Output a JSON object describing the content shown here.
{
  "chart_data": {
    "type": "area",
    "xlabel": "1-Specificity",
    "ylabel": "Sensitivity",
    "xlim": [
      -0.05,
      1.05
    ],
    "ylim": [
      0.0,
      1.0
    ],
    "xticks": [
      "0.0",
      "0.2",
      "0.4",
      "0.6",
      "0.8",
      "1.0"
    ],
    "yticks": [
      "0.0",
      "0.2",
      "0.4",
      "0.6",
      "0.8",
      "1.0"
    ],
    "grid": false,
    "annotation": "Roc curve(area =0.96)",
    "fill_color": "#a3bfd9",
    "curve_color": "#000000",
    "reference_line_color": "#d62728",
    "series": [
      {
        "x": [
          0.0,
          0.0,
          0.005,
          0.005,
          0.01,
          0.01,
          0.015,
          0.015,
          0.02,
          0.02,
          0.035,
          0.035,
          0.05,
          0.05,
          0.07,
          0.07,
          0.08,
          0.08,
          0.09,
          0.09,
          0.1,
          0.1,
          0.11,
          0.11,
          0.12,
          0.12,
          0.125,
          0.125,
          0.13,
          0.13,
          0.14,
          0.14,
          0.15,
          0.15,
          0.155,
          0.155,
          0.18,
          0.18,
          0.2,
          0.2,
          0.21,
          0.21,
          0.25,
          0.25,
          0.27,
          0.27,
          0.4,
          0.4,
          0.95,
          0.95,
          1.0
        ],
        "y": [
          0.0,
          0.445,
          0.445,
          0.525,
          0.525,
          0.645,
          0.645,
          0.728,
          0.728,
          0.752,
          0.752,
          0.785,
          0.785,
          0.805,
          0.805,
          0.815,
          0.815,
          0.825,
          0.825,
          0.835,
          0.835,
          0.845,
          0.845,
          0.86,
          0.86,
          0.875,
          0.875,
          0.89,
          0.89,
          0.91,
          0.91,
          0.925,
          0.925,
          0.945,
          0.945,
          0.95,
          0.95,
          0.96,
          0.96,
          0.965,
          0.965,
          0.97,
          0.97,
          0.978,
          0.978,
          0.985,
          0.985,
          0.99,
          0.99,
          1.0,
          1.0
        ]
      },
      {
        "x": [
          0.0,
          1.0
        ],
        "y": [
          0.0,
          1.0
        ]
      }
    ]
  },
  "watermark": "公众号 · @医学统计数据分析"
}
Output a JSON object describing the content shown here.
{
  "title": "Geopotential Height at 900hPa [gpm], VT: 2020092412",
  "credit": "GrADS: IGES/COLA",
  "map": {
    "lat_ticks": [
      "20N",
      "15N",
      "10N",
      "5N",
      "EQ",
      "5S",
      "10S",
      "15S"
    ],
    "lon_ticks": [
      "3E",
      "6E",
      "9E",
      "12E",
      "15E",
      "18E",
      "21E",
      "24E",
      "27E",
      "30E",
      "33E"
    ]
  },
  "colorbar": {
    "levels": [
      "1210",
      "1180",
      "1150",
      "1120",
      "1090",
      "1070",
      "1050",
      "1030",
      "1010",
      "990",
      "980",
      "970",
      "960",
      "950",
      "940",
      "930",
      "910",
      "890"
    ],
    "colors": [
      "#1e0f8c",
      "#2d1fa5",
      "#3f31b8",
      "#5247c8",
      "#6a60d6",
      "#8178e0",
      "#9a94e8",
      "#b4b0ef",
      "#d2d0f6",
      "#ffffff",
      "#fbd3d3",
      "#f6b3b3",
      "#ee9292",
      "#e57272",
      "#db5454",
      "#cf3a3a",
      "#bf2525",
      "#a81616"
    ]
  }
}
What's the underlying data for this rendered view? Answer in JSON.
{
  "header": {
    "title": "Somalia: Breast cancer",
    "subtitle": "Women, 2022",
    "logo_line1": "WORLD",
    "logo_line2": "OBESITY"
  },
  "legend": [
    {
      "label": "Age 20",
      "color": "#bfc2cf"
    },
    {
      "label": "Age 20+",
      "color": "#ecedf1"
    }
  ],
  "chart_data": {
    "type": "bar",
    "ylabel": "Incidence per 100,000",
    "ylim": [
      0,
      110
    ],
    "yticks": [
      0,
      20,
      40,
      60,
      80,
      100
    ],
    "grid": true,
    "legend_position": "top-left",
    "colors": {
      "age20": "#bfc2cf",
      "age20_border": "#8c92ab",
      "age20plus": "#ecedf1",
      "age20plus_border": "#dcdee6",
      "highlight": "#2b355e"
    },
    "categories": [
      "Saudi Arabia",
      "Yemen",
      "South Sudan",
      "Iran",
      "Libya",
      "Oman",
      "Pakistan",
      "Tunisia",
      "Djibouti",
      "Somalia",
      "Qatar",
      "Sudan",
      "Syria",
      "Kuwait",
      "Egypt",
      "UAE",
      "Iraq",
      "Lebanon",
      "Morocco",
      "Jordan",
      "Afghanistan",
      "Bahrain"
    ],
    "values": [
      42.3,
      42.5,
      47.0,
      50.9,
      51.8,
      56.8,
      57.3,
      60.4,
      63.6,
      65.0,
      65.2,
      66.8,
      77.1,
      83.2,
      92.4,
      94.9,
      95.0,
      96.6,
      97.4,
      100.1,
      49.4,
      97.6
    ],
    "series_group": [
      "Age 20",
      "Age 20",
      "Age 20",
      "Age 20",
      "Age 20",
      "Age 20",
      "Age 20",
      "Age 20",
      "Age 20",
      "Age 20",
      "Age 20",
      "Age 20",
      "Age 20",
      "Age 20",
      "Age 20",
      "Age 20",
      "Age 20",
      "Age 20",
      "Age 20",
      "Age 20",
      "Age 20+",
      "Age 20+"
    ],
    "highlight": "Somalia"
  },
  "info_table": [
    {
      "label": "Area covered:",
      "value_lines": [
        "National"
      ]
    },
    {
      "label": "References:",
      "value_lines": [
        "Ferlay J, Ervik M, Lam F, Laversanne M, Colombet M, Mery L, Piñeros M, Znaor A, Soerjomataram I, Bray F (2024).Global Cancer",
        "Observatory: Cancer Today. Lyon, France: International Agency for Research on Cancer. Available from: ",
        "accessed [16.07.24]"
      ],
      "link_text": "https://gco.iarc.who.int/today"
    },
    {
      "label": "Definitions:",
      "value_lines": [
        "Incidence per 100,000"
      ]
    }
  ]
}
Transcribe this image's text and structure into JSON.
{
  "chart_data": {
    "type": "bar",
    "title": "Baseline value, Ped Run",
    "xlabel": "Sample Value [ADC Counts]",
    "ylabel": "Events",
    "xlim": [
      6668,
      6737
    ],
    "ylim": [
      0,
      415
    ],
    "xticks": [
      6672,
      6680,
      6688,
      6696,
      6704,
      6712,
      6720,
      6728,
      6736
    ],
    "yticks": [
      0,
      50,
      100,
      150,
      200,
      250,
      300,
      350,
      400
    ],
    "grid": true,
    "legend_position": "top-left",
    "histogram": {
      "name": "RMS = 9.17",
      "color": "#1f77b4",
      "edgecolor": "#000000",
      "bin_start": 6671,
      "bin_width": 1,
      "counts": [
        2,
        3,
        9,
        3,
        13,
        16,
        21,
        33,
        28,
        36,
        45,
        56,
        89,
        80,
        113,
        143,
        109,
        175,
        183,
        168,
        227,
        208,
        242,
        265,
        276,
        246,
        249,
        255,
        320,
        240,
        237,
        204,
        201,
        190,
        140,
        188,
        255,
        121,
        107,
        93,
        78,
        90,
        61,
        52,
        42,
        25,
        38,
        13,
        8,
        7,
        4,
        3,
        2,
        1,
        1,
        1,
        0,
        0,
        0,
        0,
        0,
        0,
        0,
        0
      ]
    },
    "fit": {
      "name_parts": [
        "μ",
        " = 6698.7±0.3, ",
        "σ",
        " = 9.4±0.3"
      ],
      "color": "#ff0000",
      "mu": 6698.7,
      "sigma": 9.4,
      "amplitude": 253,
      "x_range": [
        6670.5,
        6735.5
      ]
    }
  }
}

★ ★ ★ ★ ★ ★ ★

#### Work to do
Return all the lines that contain the string "ylabel".

#### Reply
    "ylabel": "Sensitivity",
    "ylabel": "Incidence per 100,000",
    "ylabel": "Events",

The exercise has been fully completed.